> **The task**:
Repeat the listing that follows exactly, please.
****************
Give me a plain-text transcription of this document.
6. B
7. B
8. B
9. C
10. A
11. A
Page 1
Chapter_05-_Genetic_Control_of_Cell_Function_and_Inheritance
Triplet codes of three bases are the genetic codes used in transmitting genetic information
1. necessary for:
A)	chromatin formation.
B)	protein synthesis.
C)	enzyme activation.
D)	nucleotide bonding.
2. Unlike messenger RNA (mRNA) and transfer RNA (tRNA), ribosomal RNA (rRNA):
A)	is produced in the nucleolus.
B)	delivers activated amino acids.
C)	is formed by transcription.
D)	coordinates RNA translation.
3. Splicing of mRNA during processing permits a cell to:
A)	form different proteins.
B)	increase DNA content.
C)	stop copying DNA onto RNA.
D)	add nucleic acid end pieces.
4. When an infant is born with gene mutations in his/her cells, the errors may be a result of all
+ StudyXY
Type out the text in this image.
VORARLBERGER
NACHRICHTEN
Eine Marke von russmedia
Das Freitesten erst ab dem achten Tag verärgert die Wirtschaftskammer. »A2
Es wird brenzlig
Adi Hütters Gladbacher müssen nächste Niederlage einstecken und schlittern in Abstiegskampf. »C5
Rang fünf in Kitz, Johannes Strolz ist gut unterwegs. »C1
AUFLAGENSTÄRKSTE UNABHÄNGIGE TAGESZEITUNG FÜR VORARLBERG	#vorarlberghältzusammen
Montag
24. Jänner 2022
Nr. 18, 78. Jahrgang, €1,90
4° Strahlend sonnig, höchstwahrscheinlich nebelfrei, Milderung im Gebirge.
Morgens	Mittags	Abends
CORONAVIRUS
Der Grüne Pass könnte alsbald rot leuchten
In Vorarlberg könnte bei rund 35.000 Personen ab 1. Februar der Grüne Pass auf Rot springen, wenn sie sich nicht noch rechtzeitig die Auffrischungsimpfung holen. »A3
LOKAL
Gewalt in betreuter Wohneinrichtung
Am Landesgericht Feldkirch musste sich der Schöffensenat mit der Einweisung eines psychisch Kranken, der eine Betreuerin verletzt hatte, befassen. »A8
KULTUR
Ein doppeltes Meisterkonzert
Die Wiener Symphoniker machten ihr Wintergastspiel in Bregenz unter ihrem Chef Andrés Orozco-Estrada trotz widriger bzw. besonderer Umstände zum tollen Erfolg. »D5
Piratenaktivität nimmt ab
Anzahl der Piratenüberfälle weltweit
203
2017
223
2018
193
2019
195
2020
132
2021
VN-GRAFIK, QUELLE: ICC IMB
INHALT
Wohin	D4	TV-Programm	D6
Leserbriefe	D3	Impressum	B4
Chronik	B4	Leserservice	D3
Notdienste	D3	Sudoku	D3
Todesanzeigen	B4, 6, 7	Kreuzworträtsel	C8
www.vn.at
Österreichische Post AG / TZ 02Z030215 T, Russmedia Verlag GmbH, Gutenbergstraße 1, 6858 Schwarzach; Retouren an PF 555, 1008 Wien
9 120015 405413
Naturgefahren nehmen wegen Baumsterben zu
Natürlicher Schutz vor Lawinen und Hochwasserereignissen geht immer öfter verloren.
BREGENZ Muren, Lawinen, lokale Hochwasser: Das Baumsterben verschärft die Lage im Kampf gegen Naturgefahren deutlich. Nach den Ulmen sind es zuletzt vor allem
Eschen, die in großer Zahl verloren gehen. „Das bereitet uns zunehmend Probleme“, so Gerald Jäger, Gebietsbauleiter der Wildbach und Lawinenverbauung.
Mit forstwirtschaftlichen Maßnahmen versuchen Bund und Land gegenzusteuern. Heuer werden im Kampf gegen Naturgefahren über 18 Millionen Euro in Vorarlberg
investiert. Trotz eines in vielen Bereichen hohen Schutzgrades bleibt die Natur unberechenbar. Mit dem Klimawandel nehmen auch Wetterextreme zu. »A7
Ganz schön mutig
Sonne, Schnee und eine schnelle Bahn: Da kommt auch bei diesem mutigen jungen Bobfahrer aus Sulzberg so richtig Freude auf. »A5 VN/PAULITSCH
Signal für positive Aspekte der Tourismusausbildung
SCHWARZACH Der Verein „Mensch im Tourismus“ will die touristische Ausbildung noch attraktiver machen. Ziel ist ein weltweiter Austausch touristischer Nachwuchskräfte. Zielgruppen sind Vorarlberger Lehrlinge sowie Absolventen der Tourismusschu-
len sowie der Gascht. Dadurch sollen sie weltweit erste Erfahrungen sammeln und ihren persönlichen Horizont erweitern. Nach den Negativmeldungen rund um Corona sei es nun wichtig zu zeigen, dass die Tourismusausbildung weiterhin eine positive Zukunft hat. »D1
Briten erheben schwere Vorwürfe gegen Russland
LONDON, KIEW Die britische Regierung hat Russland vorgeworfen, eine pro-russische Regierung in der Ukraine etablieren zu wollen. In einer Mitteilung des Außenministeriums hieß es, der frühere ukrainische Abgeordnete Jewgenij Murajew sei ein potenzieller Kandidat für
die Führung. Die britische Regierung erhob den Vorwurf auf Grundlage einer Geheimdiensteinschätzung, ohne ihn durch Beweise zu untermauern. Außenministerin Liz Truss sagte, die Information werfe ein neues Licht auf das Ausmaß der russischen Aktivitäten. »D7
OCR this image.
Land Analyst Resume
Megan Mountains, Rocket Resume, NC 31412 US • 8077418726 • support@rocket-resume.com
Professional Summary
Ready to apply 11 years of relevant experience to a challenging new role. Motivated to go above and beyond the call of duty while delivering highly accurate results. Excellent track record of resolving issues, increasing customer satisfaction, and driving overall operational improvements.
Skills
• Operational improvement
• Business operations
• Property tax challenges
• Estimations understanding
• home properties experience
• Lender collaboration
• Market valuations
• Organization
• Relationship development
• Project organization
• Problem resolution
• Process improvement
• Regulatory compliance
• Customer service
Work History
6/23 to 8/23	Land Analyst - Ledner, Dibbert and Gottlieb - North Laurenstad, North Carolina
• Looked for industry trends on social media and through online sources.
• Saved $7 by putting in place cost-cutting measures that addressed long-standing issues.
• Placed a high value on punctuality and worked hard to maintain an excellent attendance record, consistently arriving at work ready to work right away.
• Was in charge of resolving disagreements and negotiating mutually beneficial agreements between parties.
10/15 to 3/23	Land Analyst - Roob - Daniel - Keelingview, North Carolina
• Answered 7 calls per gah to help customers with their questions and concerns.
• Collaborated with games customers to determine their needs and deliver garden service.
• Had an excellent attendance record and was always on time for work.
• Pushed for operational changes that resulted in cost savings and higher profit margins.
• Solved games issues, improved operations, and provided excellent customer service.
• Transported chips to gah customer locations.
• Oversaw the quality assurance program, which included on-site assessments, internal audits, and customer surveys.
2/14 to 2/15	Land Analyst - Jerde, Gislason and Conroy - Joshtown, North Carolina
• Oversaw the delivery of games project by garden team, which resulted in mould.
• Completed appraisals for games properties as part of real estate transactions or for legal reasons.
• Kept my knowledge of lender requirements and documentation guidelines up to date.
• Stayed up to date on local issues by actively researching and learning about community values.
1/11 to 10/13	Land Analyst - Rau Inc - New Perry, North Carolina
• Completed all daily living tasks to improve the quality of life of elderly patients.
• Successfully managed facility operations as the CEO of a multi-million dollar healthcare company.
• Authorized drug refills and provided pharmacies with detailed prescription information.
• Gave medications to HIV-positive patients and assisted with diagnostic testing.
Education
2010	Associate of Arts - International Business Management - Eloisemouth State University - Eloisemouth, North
****************
> **Expected answer**:
Give me a plain-text transcription of this document.
6. B
7. B
8. B
9. C
10. A
11. A
Page 1
Chapter_05-_Genetic_Control_of_Cell_Function_and_Inheritance
Triplet codes of three bases are the genetic codes used in transmitting genetic information
1. necessary for:
A)	chromatin formation.
B)	protein synthesis.
C)	enzyme activation.
D)	nucleotide bonding.
2. Unlike messenger RNA (mRNA) and transfer RNA (tRNA), ribosomal RNA (rRNA):
A)	is produced in the nucleolus.
B)	delivers activated amino acids.
C)	is formed by transcription.
D)	coordinates RNA translation.
3. Splicing of mRNA during processing permits a cell to:
A)	form different proteins.
B)	increase DNA content.
C)	stop copying DNA onto RNA.
D)	add nucleic acid end pieces.
4. When an infant is born with gene mutations in his/her cells, the errors may be a result of all
+ StudyXY
Type out the text in this image.
VORARLBERGER
NACHRICHTEN
Eine Marke von russmedia
Das Freitesten erst ab dem achten Tag verärgert die Wirtschaftskammer. »A2
Es wird brenzlig
Adi Hütters Gladbacher müssen nächste Niederlage einstecken und schlittern in Abstiegskampf. »C5
Rang fünf in Kitz, Johannes Strolz ist gut unterwegs. »C1
AUFLAGENSTÄRKSTE UNABHÄNGIGE TAGESZEITUNG FÜR VORARLBERG	#vorarlberghältzusammen
Montag
24. Jänner 2022
Nr. 18, 78. Jahrgang, €1,90
4° Strahlend sonnig, höchstwahrscheinlich nebelfrei, Milderung im Gebirge.
Morgens	Mittags	Abends
CORONAVIRUS
Der Grüne Pass könnte alsbald rot leuchten
In Vorarlberg könnte bei rund 35.000 Personen ab 1. Februar der Grüne Pass auf Rot springen, wenn sie sich nicht noch rechtzeitig die Auffrischungsimpfung holen. »A3
LOKAL
Gewalt in betreuter Wohneinrichtung
Am Landesgericht Feldkirch musste sich der Schöffensenat mit der Einweisung eines psychisch Kranken, der eine Betreuerin verletzt hatte, befassen. »A8
KULTUR
Ein doppeltes Meisterkonzert
Die Wiener Symphoniker machten ihr Wintergastspiel in Bregenz unter ihrem Chef Andrés Orozco-Estrada trotz widriger bzw. besonderer Umstände zum tollen Erfolg. »D5
Piratenaktivität nimmt ab
Anzahl der Piratenüberfälle weltweit
203
2017
223
2018
193
2019
195
2020
132
2021
VN-GRAFIK, QUELLE: ICC IMB
INHALT
Wohin	D4	TV-Programm	D6
Leserbriefe	D3	Impressum	B4
Chronik	B4	Leserservice	D3
Notdienste	D3	Sudoku	D3
Todesanzeigen	B4, 6, 7	Kreuzworträtsel	C8
www.vn.at
Österreichische Post AG / TZ 02Z030215 T, Russmedia Verlag GmbH, Gutenbergstraße 1, 6858 Schwarzach; Retouren an PF 555, 1008 Wien
9 120015 405413
Naturgefahren nehmen wegen Baumsterben zu
Natürlicher Schutz vor Lawinen und Hochwasserereignissen geht immer öfter verloren.
BREGENZ Muren, Lawinen, lokale Hochwasser: Das Baumsterben verschärft die Lage im Kampf gegen Naturgefahren deutlich. Nach den Ulmen sind es zuletzt vor allem
Eschen, die in großer Zahl verloren gehen. „Das bereitet uns zunehmend Probleme“, so Gerald Jäger, Gebietsbauleiter der Wildbach und Lawinenverbauung.
Mit forstwirtschaftlichen Maßnahmen versuchen Bund und Land gegenzusteuern. Heuer werden im Kampf gegen Naturgefahren über 18 Millionen Euro in Vorarlberg
investiert. Trotz eines in vielen Bereichen hohen Schutzgrades bleibt die Natur unberechenbar. Mit dem Klimawandel nehmen auch Wetterextreme zu. »A7
Ganz schön mutig
Sonne, Schnee und eine schnelle Bahn: Da kommt auch bei diesem mutigen jungen Bobfahrer aus Sulzberg so richtig Freude auf. »A5 VN/PAULITSCH
Signal für positive Aspekte der Tourismusausbildung
SCHWARZACH Der Verein „Mensch im Tourismus“ will die touristische Ausbildung noch attraktiver machen. Ziel ist ein weltweiter Austausch touristischer Nachwuchskräfte. Zielgruppen sind Vorarlberger Lehrlinge sowie Absolventen der Tourismusschu-
len sowie der Gascht. Dadurch sollen sie weltweit erste Erfahrungen sammeln und ihren persönlichen Horizont erweitern. Nach den Negativmeldungen rund um Corona sei es nun wichtig zu zeigen, dass die Tourismusausbildung weiterhin eine positive Zukunft hat. »D1
Briten erheben schwere Vorwürfe gegen Russland
LONDON, KIEW Die britische Regierung hat Russland vorgeworfen, eine pro-russische Regierung in der Ukraine etablieren zu wollen. In einer Mitteilung des Außenministeriums hieß es, der frühere ukrainische Abgeordnete Jewgenij Murajew sei ein potenzieller Kandidat für
die Führung. Die britische Regierung erhob den Vorwurf auf Grundlage einer Geheimdiensteinschätzung, ohne ihn durch Beweise zu untermauern. Außenministerin Liz Truss sagte, die Information werfe ein neues Licht auf das Ausmaß der russischen Aktivitäten. »D7
OCR this image.
Land Analyst Resume
Megan Mountains, Rocket Resume, NC 31412 US • 8077418726 • support@rocket-resume.com
Professional Summary
Ready to apply 11 years of relevant experience to a challenging new role. Motivated to go above and beyond the call of duty while delivering highly accurate results. Excellent track record of resolving issues, increasing customer satisfaction, and driving overall operational improvements.
Skills
• Operational improvement
• Business operations
• Property tax challenges
• Estimations understanding
• home properties experience
• Lender collaboration
• Market valuations
• Organization
• Relationship development
• Project organization
• Problem resolution
• Process improvement
• Regulatory compliance
• Customer service
Work History
6/23 to 8/23	Land Analyst - Ledner, Dibbert and Gottlieb - North Laurenstad, North Carolina
• Looked for industry trends on social media and through online sources.
• Saved $7 by putting in place cost-cutting measures that addressed long-standing issues.
• Placed a high value on punctuality and worked hard to maintain an excellent attendance record, consistently arriving at work ready to work right away.
• Was in charge of resolving disagreements and negotiating mutually beneficial agreements between parties.
10/15 to 3/23	Land Analyst - Roob - Daniel - Keelingview, North Carolina
• Answered 7 calls per gah to help customers with their questions and concerns.
• Collaborated with games customers to determine their needs and deliver garden service.
• Had an excellent attendance record and was always on time for work.
• Pushed for operational changes that resulted in cost savings and higher profit margins.
• Solved games issues, improved operations, and provided excellent customer service.
• Transported chips to gah customer locations.
• Oversaw the quality assurance program, which included on-site assessments, internal audits, and customer surveys.
2/14 to 2/15	Land Analyst - Jerde, Gislason and Conroy - Joshtown, North Carolina
• Oversaw the delivery of games project by garden team, which resulted in mould.
• Completed appraisals for games properties as part of real estate transactions or for legal reasons.
• Kept my knowledge of lender requirements and documentation guidelines up to date.
• Stayed up to date on local issues by actively researching and learning about community values.
1/11 to 10/13	Land Analyst - Rau Inc - New Perry, North Carolina
• Completed all daily living tasks to improve the quality of life of elderly patients.
• Successfully managed facility operations as the CEO of a multi-million dollar healthcare company.
• Authorized drug refills and provided pharmacies with detailed prescription information.
• Gave medications to HIV-positive patients and assisted with diagnostic testing.
Education
2010	Associate of Arts - International Business Management - Eloisemouth State University - Eloisemouth, North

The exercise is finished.